(Stored data entries)

________________________

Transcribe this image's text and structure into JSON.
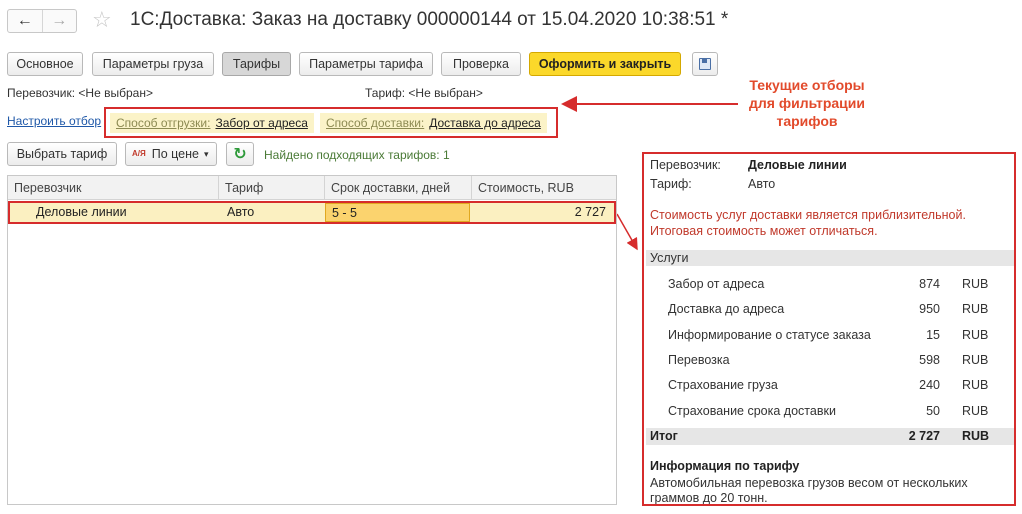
{
  "window": {
    "title": "1С:Доставка: Заказ на доставку 000000144 от 15.04.2020 10:38:51 *",
    "back_icon": "←",
    "forward_icon": "→",
    "star_icon": "☆"
  },
  "tabs": [
    {
      "label": "Основное",
      "active": false
    },
    {
      "label": "Параметры груза",
      "active": false
    },
    {
      "label": "Тарифы",
      "active": true
    },
    {
      "label": "Параметры тарифа",
      "active": false
    },
    {
      "label": "Проверка",
      "active": false
    }
  ],
  "toolbar": {
    "submit_label": "Оформить и закрыть",
    "save_icon": "floppy-disk-icon"
  },
  "info": {
    "carrier_label": "Перевозчик:",
    "carrier_value": "<Не выбран>",
    "tariff_label": "Тариф:",
    "tariff_value": "<Не выбран>"
  },
  "filters": {
    "setup_link": "Настроить отбор",
    "items": [
      {
        "key": "Способ отгрузки:",
        "value": "Забор от адреса"
      },
      {
        "key": "Способ доставки:",
        "value": "Доставка до адреса"
      }
    ]
  },
  "annotation": {
    "line1": "Текущие отборы",
    "line2": "для фильтрации",
    "line3": "тарифов"
  },
  "actions": {
    "select_tariff": "Выбрать тариф",
    "sort_label": "По цене",
    "sort_icon": "А/Я",
    "found_text": "Найдено подходящих тарифов: 1"
  },
  "table": {
    "columns": [
      "Перевозчик",
      "Тариф",
      "Срок доставки, дней",
      "Стоимость, RUB"
    ],
    "rows": [
      {
        "carrier": "Деловые линии",
        "tariff": "Авто",
        "term": "5 - 5",
        "cost": "2 727"
      }
    ]
  },
  "panel": {
    "carrier_label": "Перевозчик:",
    "carrier_value": "Деловые линии",
    "tariff_label": "Тариф:",
    "tariff_value": "Авто",
    "warning_line1": "Стоимость услуг доставки является приблизительной.",
    "warning_line2": "Итоговая стоимость может отличаться.",
    "services_header": "Услуги",
    "services": [
      {
        "name": "Забор от адреса",
        "amount": "874",
        "currency": "RUB"
      },
      {
        "name": "Доставка до адреса",
        "amount": "950",
        "currency": "RUB"
      },
      {
        "name": "Информирование о статусе заказа",
        "amount": "15",
        "currency": "RUB"
      },
      {
        "name": "Перевозка",
        "amount": "598",
        "currency": "RUB"
      },
      {
        "name": "Страхование груза",
        "amount": "240",
        "currency": "RUB"
      },
      {
        "name": "Страхование срока доставки",
        "amount": "50",
        "currency": "RUB"
      }
    ],
    "total_label": "Итог",
    "total_amount": "2 727",
    "total_currency": "RUB",
    "info_title": "Информация по тарифу",
    "info_line1": "Автомобильная перевозка грузов весом от нескольких",
    "info_line2": "граммов до 20 тонн."
  },
  "colors": {
    "highlight_red": "#d62c2c",
    "primary_yellow": "#fbd82a",
    "row_yellow": "#fbf0c1",
    "annotation_orange": "#e24a2b"
  }
}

________________________

Brief:
From the data, pick out every line that includes "груза".

Solution below:
      "label": "Параметры груза",
        "name": "Страхование груза",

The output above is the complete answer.